▶ _TASK PROMPT_
Pick out each line with the word "this" from the material that follows.

▶ _DATA ENTRIES_
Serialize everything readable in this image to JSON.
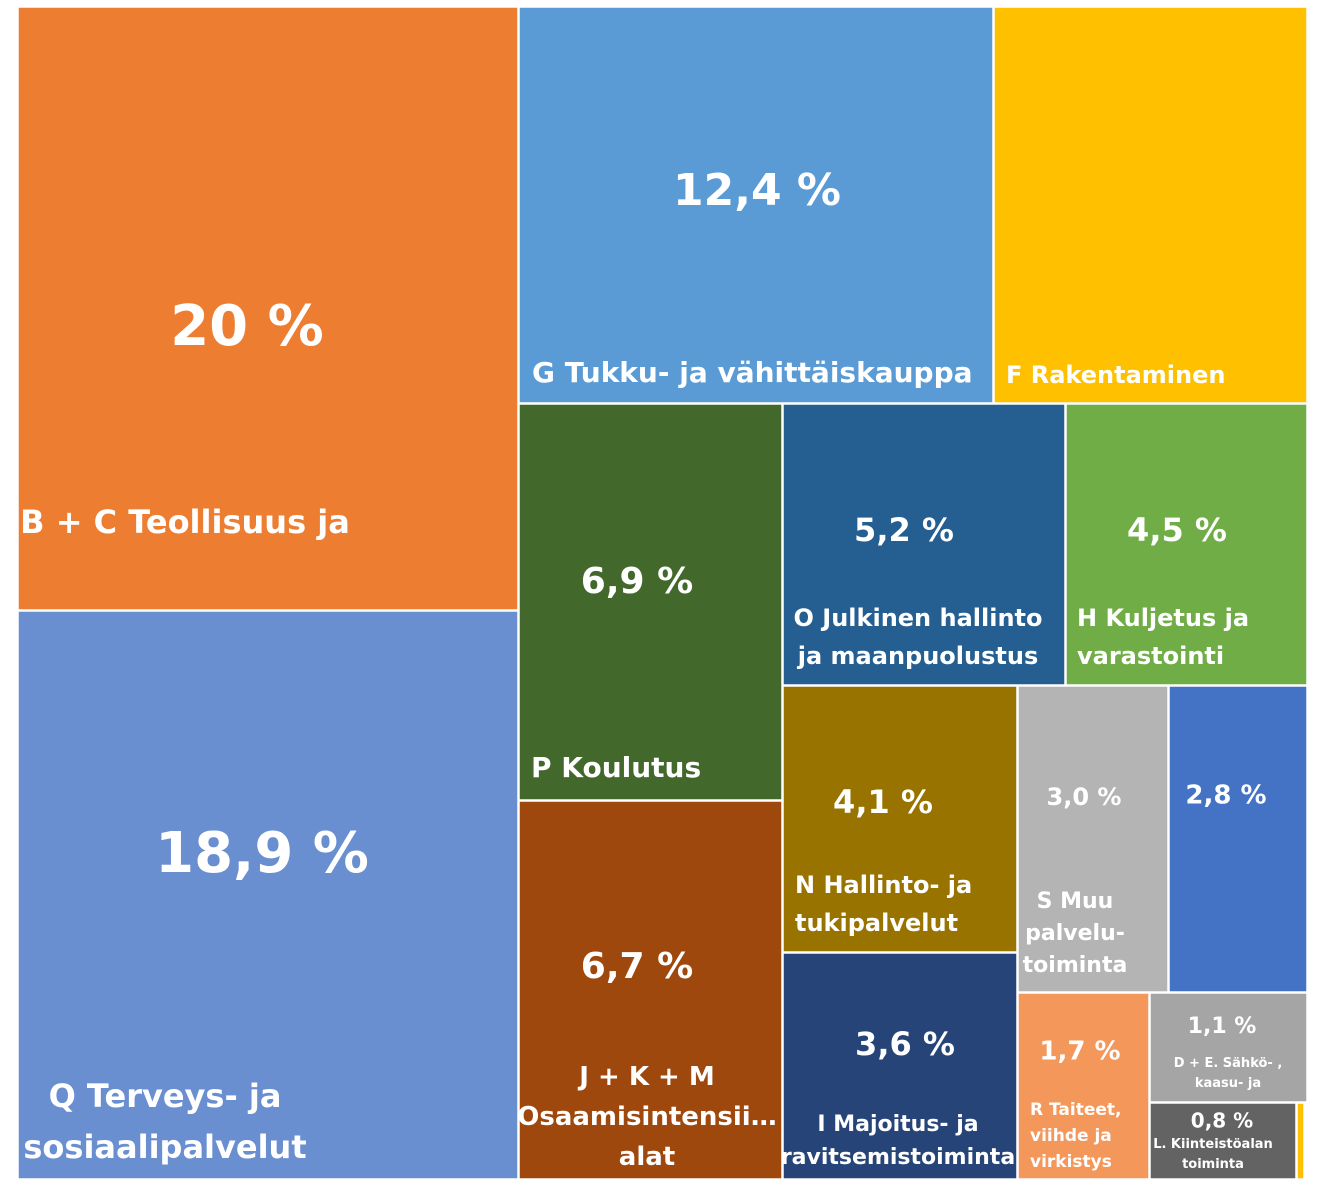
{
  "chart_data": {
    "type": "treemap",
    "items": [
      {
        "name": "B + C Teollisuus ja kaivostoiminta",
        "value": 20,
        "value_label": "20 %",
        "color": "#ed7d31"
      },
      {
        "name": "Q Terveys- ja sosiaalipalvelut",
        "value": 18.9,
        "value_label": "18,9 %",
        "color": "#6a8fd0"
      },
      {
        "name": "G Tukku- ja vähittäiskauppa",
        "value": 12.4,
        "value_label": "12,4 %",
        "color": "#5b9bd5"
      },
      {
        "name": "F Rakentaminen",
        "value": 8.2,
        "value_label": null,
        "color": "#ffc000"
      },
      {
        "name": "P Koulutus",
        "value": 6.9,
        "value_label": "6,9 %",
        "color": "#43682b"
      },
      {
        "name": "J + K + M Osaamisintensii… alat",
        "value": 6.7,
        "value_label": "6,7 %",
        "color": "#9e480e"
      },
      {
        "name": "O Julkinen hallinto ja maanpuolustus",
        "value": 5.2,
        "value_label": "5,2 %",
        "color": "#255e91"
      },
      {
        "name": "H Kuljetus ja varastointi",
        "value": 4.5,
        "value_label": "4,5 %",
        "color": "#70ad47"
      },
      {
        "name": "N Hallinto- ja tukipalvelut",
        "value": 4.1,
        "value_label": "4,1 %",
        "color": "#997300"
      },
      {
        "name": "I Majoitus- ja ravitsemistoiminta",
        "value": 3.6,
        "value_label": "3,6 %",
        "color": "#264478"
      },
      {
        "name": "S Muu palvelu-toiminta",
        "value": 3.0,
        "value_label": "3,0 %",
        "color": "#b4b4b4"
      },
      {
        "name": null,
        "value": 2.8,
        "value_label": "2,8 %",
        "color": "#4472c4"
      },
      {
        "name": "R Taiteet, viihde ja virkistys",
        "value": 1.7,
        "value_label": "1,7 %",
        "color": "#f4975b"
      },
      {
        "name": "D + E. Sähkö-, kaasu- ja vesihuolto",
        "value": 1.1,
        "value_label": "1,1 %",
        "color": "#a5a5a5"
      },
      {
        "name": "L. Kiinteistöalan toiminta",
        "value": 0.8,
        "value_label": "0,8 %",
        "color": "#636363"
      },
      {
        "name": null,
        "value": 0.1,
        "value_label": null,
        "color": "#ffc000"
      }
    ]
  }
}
==
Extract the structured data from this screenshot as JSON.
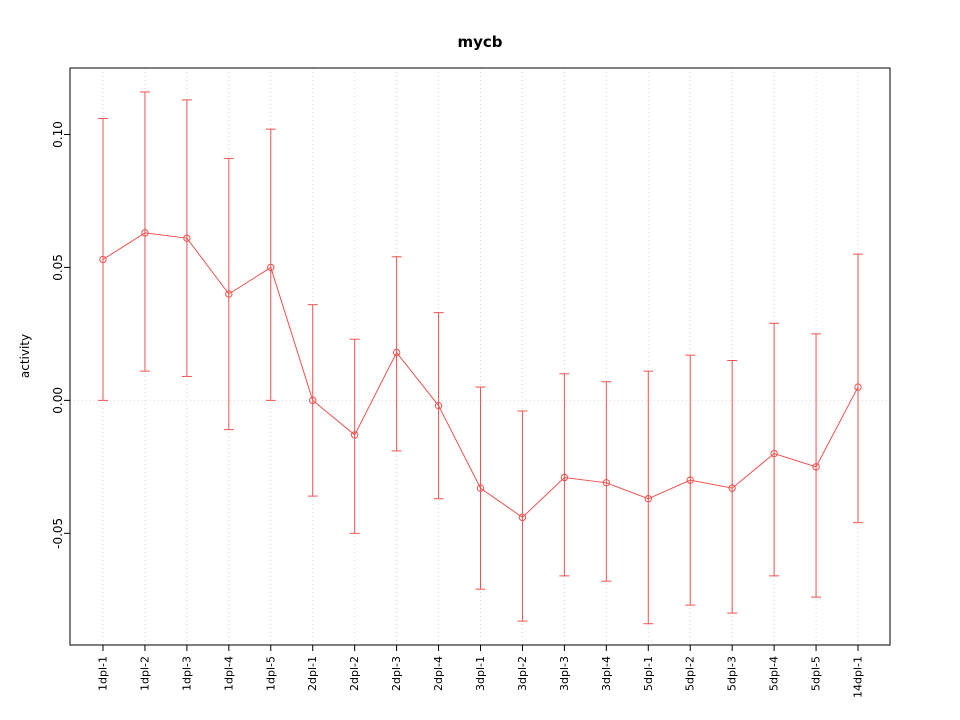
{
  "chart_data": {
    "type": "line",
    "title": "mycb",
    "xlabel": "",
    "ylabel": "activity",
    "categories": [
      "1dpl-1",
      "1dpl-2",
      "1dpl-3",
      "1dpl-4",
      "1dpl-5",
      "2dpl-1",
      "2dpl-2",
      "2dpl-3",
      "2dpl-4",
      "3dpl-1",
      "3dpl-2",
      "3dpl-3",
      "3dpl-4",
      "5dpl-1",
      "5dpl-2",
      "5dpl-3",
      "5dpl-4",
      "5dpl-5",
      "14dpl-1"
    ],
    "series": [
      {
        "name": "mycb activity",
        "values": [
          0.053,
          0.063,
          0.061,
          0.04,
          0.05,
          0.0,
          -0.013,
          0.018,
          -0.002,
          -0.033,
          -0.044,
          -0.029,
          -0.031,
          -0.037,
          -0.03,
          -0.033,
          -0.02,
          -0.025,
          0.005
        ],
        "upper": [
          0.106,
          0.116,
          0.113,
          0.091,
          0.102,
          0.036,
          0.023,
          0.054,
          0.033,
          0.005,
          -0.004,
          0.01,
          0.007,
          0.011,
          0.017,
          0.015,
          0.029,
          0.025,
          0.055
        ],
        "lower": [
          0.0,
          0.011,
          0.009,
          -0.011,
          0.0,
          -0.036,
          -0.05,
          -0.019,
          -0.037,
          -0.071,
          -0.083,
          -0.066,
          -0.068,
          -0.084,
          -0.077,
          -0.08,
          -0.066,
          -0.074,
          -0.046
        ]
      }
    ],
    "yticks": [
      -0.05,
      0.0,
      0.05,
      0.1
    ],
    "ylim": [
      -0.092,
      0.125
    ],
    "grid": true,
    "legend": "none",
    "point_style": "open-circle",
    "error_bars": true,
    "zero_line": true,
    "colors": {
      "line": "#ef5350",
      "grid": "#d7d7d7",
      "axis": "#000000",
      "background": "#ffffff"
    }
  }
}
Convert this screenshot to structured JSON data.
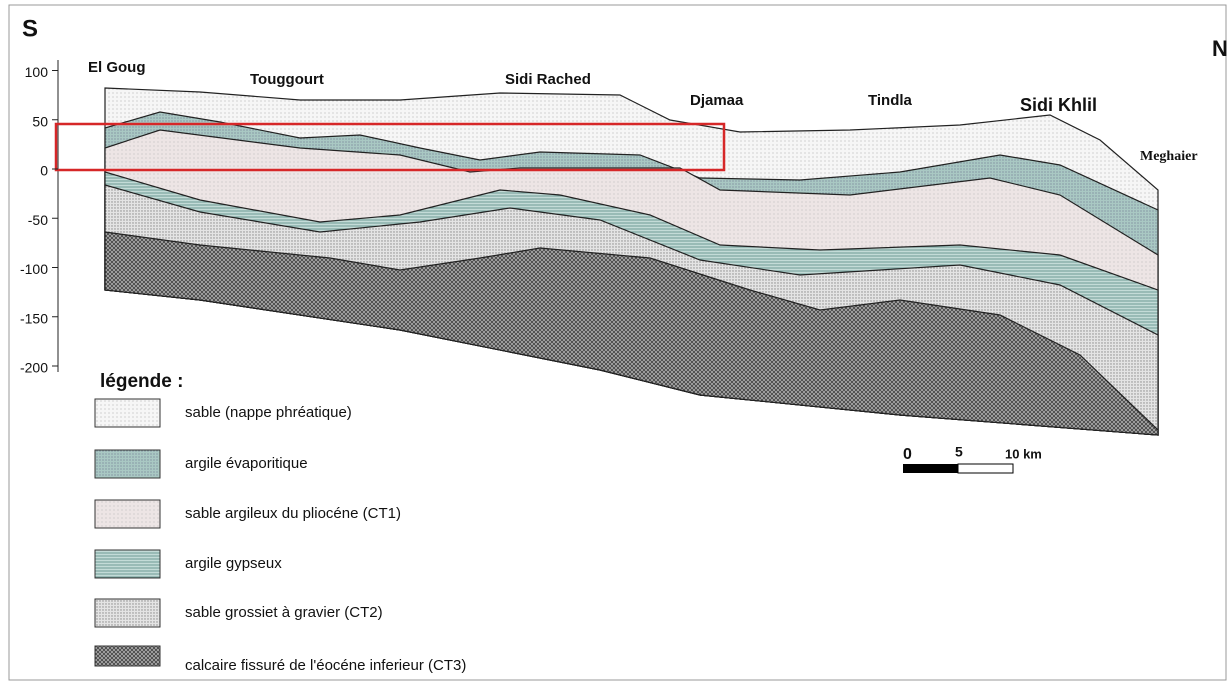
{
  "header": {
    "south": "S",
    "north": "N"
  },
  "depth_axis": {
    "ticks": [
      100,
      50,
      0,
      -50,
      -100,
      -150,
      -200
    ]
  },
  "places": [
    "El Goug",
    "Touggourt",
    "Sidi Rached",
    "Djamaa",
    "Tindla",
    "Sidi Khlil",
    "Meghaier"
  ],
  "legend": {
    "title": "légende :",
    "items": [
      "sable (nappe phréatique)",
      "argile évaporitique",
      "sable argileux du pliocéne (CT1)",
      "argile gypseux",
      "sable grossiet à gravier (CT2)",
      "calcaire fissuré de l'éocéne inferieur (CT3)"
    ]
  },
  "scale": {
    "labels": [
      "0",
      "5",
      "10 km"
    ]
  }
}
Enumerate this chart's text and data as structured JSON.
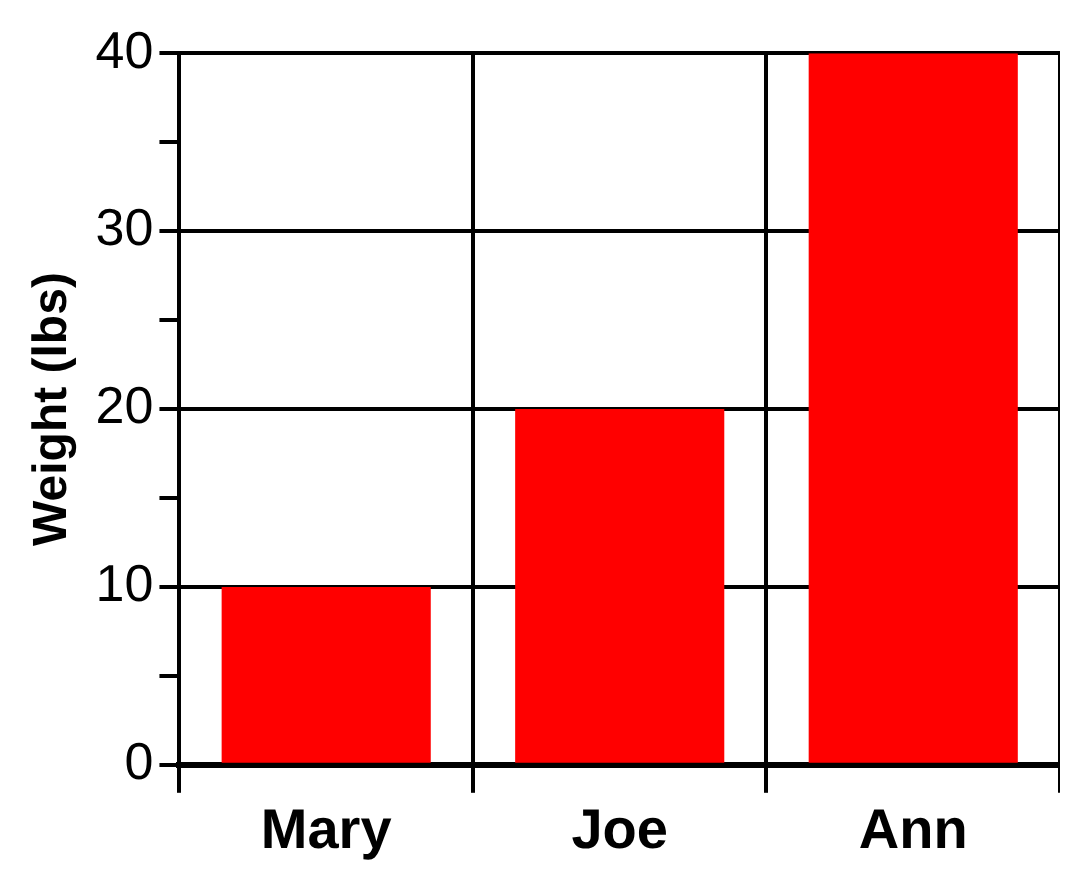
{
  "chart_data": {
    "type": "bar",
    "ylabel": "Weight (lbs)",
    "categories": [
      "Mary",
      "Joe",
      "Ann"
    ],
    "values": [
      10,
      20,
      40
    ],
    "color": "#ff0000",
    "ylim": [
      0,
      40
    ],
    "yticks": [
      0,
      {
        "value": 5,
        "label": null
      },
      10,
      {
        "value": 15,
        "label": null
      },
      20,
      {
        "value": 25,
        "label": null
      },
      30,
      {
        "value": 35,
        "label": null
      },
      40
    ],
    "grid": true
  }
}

▶ _EXERCISE OUTPUT_
Serialize everything readable in this image to JSON.
Extract the structured data from this screenshot as JSON.
Convert this screenshot to structured JSON data.
Enumerate this chart's text and data as structured JSON.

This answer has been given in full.